TASK REQUIREMENTS: Transcribe the records that follow. Keep every word exactly, and drop the pictures.

Figure dataset records:
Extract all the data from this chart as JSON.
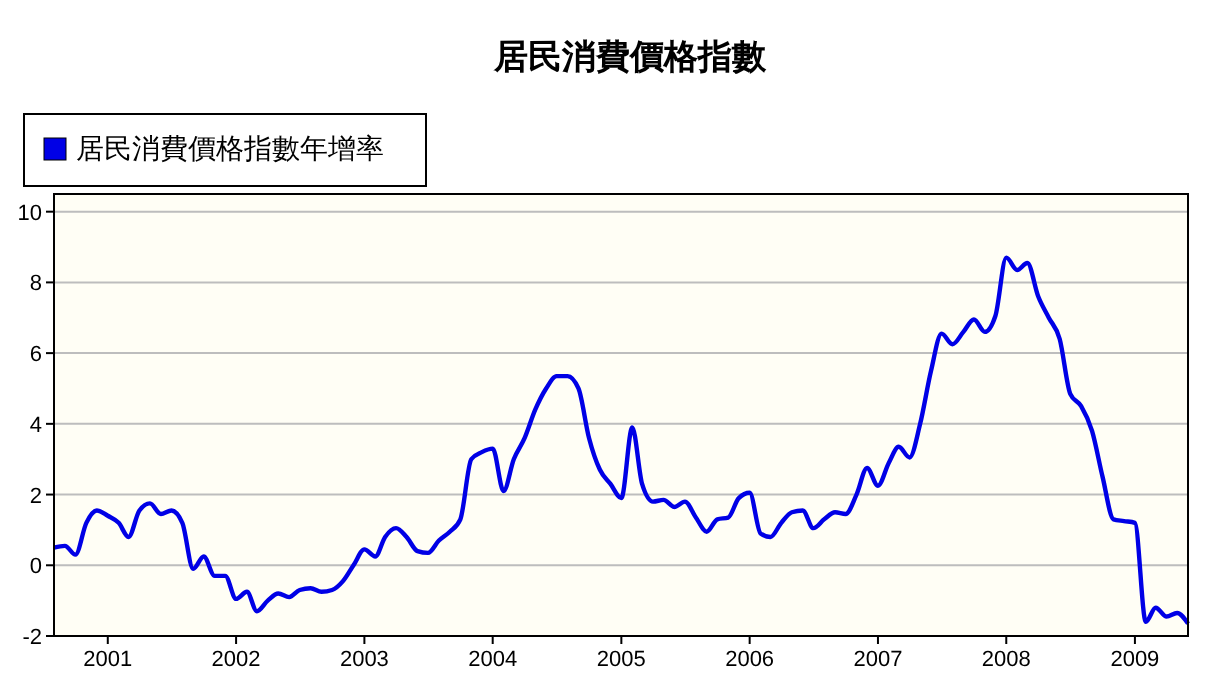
{
  "chart_data": {
    "type": "line",
    "title": "居民消費價格指數",
    "legend": "top left",
    "grid": "y",
    "xlim": [
      "2000-08",
      "2009-06"
    ],
    "xticks": [
      "2001",
      "2002",
      "2003",
      "2004",
      "2005",
      "2006",
      "2007",
      "2008",
      "2009"
    ],
    "ylim": [
      -2,
      10.5
    ],
    "yticks": [
      -2,
      0,
      2,
      4,
      6,
      8,
      10
    ],
    "x": [
      "2000-08",
      "2000-09",
      "2000-10",
      "2000-11",
      "2000-12",
      "2001-01",
      "2001-02",
      "2001-03",
      "2001-04",
      "2001-05",
      "2001-06",
      "2001-07",
      "2001-08",
      "2001-09",
      "2001-10",
      "2001-11",
      "2001-12",
      "2002-01",
      "2002-02",
      "2002-03",
      "2002-04",
      "2002-05",
      "2002-06",
      "2002-07",
      "2002-08",
      "2002-09",
      "2002-10",
      "2002-11",
      "2002-12",
      "2003-01",
      "2003-02",
      "2003-03",
      "2003-04",
      "2003-05",
      "2003-06",
      "2003-07",
      "2003-08",
      "2003-09",
      "2003-10",
      "2003-11",
      "2003-12",
      "2004-01",
      "2004-02",
      "2004-03",
      "2004-04",
      "2004-05",
      "2004-06",
      "2004-07",
      "2004-08",
      "2004-09",
      "2004-10",
      "2004-11",
      "2004-12",
      "2005-01",
      "2005-02",
      "2005-03",
      "2005-04",
      "2005-05",
      "2005-06",
      "2005-07",
      "2005-08",
      "2005-09",
      "2005-10",
      "2005-11",
      "2005-12",
      "2006-01",
      "2006-02",
      "2006-03",
      "2006-04",
      "2006-05",
      "2006-06",
      "2006-07",
      "2006-08",
      "2006-09",
      "2006-10",
      "2006-11",
      "2006-12",
      "2007-01",
      "2007-02",
      "2007-03",
      "2007-04",
      "2007-05",
      "2007-06",
      "2007-07",
      "2007-08",
      "2007-09",
      "2007-10",
      "2007-11",
      "2007-12",
      "2008-01",
      "2008-02",
      "2008-03",
      "2008-04",
      "2008-05",
      "2008-06",
      "2008-07",
      "2008-08",
      "2008-09",
      "2008-10",
      "2008-11",
      "2008-12",
      "2009-01",
      "2009-02",
      "2009-03",
      "2009-04",
      "2009-05",
      "2009-06"
    ],
    "series": [
      {
        "name": "居民消費價格指數年增率",
        "color": "#0000e6",
        "values": [
          0.5,
          0.55,
          0.3,
          1.2,
          1.55,
          1.4,
          1.2,
          0.8,
          1.55,
          1.75,
          1.45,
          1.55,
          1.2,
          -0.1,
          0.25,
          -0.3,
          -0.3,
          -0.95,
          -0.75,
          -1.3,
          -1.0,
          -0.8,
          -0.9,
          -0.7,
          -0.65,
          -0.75,
          -0.7,
          -0.45,
          0.0,
          0.45,
          0.25,
          0.8,
          1.05,
          0.8,
          0.4,
          0.35,
          0.7,
          0.95,
          1.3,
          3.0,
          3.2,
          3.3,
          2.1,
          3.0,
          3.6,
          4.4,
          5.0,
          5.35,
          5.35,
          5.0,
          3.6,
          2.7,
          2.3,
          1.9,
          3.9,
          2.3,
          1.8,
          1.85,
          1.65,
          1.8,
          1.35,
          0.95,
          1.3,
          1.35,
          1.9,
          2.05,
          0.9,
          0.8,
          1.2,
          1.5,
          1.55,
          1.05,
          1.3,
          1.5,
          1.45,
          2.0,
          2.75,
          2.25,
          2.9,
          3.35,
          3.05,
          4.0,
          5.5,
          6.55,
          6.25,
          6.6,
          6.95,
          6.6,
          7.05,
          8.7,
          8.35,
          8.55,
          7.6,
          7.0,
          6.4,
          4.85,
          4.5,
          3.8,
          2.5,
          1.3,
          1.25,
          1.2,
          -1.6,
          -1.2,
          -1.45,
          -1.35,
          -1.65
        ]
      }
    ]
  }
}
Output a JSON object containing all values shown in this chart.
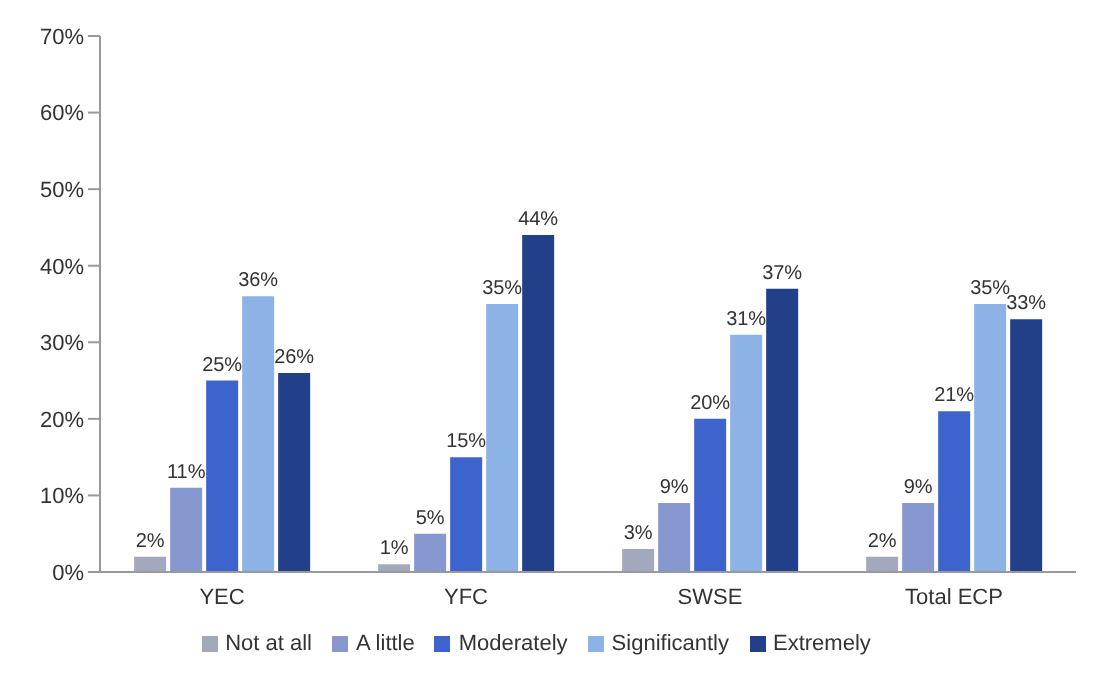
{
  "chart_data": {
    "type": "bar",
    "categories": [
      "YEC",
      "YFC",
      "SWSE",
      "Total ECP"
    ],
    "series": [
      {
        "name": "Not at all",
        "color": "#a3a9bd",
        "values": [
          2,
          1,
          3,
          2
        ],
        "value_labels": [
          "2%",
          "1%",
          "3%",
          "2%"
        ]
      },
      {
        "name": "A little",
        "color": "#8797cf",
        "values": [
          11,
          5,
          9,
          9
        ],
        "value_labels": [
          "11%",
          "5%",
          "9%",
          "9%"
        ]
      },
      {
        "name": "Moderately",
        "color": "#3d64cc",
        "values": [
          25,
          15,
          20,
          21
        ],
        "value_labels": [
          "25%",
          "15%",
          "20%",
          "21%"
        ]
      },
      {
        "name": "Significantly",
        "color": "#8db3e6",
        "values": [
          36,
          35,
          31,
          35
        ],
        "value_labels": [
          "36%",
          "35%",
          "31%",
          "35%"
        ]
      },
      {
        "name": "Extremely",
        "color": "#223f8a",
        "values": [
          26,
          44,
          37,
          33
        ],
        "value_labels": [
          "26%",
          "44%",
          "37%",
          "33%"
        ]
      }
    ],
    "ylim": [
      0,
      70
    ],
    "yticks": [
      {
        "value": 0,
        "label": "0%"
      },
      {
        "value": 10,
        "label": "10%"
      },
      {
        "value": 20,
        "label": "20%"
      },
      {
        "value": 30,
        "label": "30%"
      },
      {
        "value": 40,
        "label": "40%"
      },
      {
        "value": 50,
        "label": "50%"
      },
      {
        "value": 60,
        "label": "60%"
      },
      {
        "value": 70,
        "label": "70%"
      }
    ],
    "grid": false,
    "legend": "bottom"
  }
}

TASK RESPONSE:
Extract all the data from this chart as JSON.
{
  "chart_data": {
    "type": "line",
    "title": "居民消費價格指數",
    "legend": "top left",
    "grid": "y",
    "xlim": [
      "2000-08",
      "2009-06"
    ],
    "xticks": [
      "2001",
      "2002",
      "2003",
      "2004",
      "2005",
      "2006",
      "2007",
      "2008",
      "2009"
    ],
    "ylim": [
      -2,
      10.5
    ],
    "yticks": [
      -2,
      0,
      2,
      4,
      6,
      8,
      10
    ],
    "x": [
      "2000-08",
      "2000-09",
      "2000-10",
      "2000-11",
      "2000-12",
      "2001-01",
      "2001-02",
      "2001-03",
      "2001-04",
      "2001-05",
      "2001-06",
      "2001-07",
      "2001-08",
      "2001-09",
      "2001-10",
      "2001-11",
      "2001-12",
      "2002-01",
      "2002-02",
      "2002-03",
      "2002-04",
      "2002-05",
      "2002-06",
      "2002-07",
      "2002-08",
      "2002-09",
      "2002-10",
      "2002-11",
      "2002-12",
      "2003-01",
      "2003-02",
      "2003-03",
      "2003-04",
      "2003-05",
      "2003-06",
      "2003-07",
      "2003-08",
      "2003-09",
      "2003-10",
      "2003-11",
      "2003-12",
      "2004-01",
      "2004-02",
      "2004-03",
      "2004-04",
      "2004-05",
      "2004-06",
      "2004-07",
      "2004-08",
      "2004-09",
      "2004-10",
      "2004-11",
      "2004-12",
      "2005-01",
      "2005-02",
      "2005-03",
      "2005-04",
      "2005-05",
      "2005-06",
      "2005-07",
      "2005-08",
      "2005-09",
      "2005-10",
      "2005-11",
      "2005-12",
      "2006-01",
      "2006-02",
      "2006-03",
      "2006-04",
      "2006-05",
      "2006-06",
      "2006-07",
      "2006-08",
      "2006-09",
      "2006-10",
      "2006-11",
      "2006-12",
      "2007-01",
      "2007-02",
      "2007-03",
      "2007-04",
      "2007-05",
      "2007-06",
      "2007-07",
      "2007-08",
      "2007-09",
      "2007-10",
      "2007-11",
      "2007-12",
      "2008-01",
      "2008-02",
      "2008-03",
      "2008-04",
      "2008-05",
      "2008-06",
      "2008-07",
      "2008-08",
      "2008-09",
      "2008-10",
      "2008-11",
      "2008-12",
      "2009-01",
      "2009-02",
      "2009-03",
      "2009-04",
      "2009-05",
      "2009-06"
    ],
    "series": [
      {
        "name": "居民消費價格指數年增率",
        "color": "#0000e6",
        "values": [
          0.5,
          0.55,
          0.3,
          1.2,
          1.55,
          1.4,
          1.2,
          0.8,
          1.55,
          1.75,
          1.45,
          1.55,
          1.2,
          -0.1,
          0.25,
          -0.3,
          -0.3,
          -0.95,
          -0.75,
          -1.3,
          -1.0,
          -0.8,
          -0.9,
          -0.7,
          -0.65,
          -0.75,
          -0.7,
          -0.45,
          0.0,
          0.45,
          0.25,
          0.8,
          1.05,
          0.8,
          0.4,
          0.35,
          0.7,
          0.95,
          1.3,
          3.0,
          3.2,
          3.3,
          2.1,
          3.0,
          3.6,
          4.4,
          5.0,
          5.35,
          5.35,
          5.0,
          3.6,
          2.7,
          2.3,
          1.9,
          3.9,
          2.3,
          1.8,
          1.85,
          1.65,
          1.8,
          1.35,
          0.95,
          1.3,
          1.35,
          1.9,
          2.05,
          0.9,
          0.8,
          1.2,
          1.5,
          1.55,
          1.05,
          1.3,
          1.5,
          1.45,
          2.0,
          2.75,
          2.25,
          2.9,
          3.35,
          3.05,
          4.0,
          5.5,
          6.55,
          6.25,
          6.6,
          6.95,
          6.6,
          7.05,
          8.7,
          8.35,
          8.55,
          7.6,
          7.0,
          6.4,
          4.85,
          4.5,
          3.8,
          2.5,
          1.3,
          1.25,
          1.2,
          -1.6,
          -1.2,
          -1.45,
          -1.35,
          -1.65
        ]
      }
    ]
  }
}
Output a JSON object containing all values shown in this chart.
{
  "chart_data": {
    "type": "bar",
    "categories": [
      "YEC",
      "YFC",
      "SWSE",
      "Total ECP"
    ],
    "series": [
      {
        "name": "Not at all",
        "color": "#a3a9bd",
        "values": [
          2,
          1,
          3,
          2
        ],
        "value_labels": [
          "2%",
          "1%",
          "3%",
          "2%"
        ]
      },
      {
        "name": "A little",
        "color": "#8797cf",
        "values": [
          11,
          5,
          9,
          9
        ],
        "value_labels": [
          "11%",
          "5%",
          "9%",
          "9%"
        ]
      },
      {
        "name": "Moderately",
        "color": "#3d64cc",
        "values": [
          25,
          15,
          20,
          21
        ],
        "value_labels": [
          "25%",
          "15%",
          "20%",
          "21%"
        ]
      },
      {
        "name": "Significantly",
        "color": "#8db3e6",
        "values": [
          36,
          35,
          31,
          35
        ],
        "value_labels": [
          "36%",
          "35%",
          "31%",
          "35%"
        ]
      },
      {
        "name": "Extremely",
        "color": "#223f8a",
        "values": [
          26,
          44,
          37,
          33
        ],
        "value_labels": [
          "26%",
          "44%",
          "37%",
          "33%"
        ]
      }
    ],
    "ylim": [
      0,
      70
    ],
    "yticks": [
      {
        "value": 0,
        "label": "0%"
      },
      {
        "value": 10,
        "label": "10%"
      },
      {
        "value": 20,
        "label": "20%"
      },
      {
        "value": 30,
        "label": "30%"
      },
      {
        "value": 40,
        "label": "40%"
      },
      {
        "value": 50,
        "label": "50%"
      },
      {
        "value": 60,
        "label": "60%"
      },
      {
        "value": 70,
        "label": "70%"
      }
    ],
    "grid": false,
    "legend": "bottom"
  }
}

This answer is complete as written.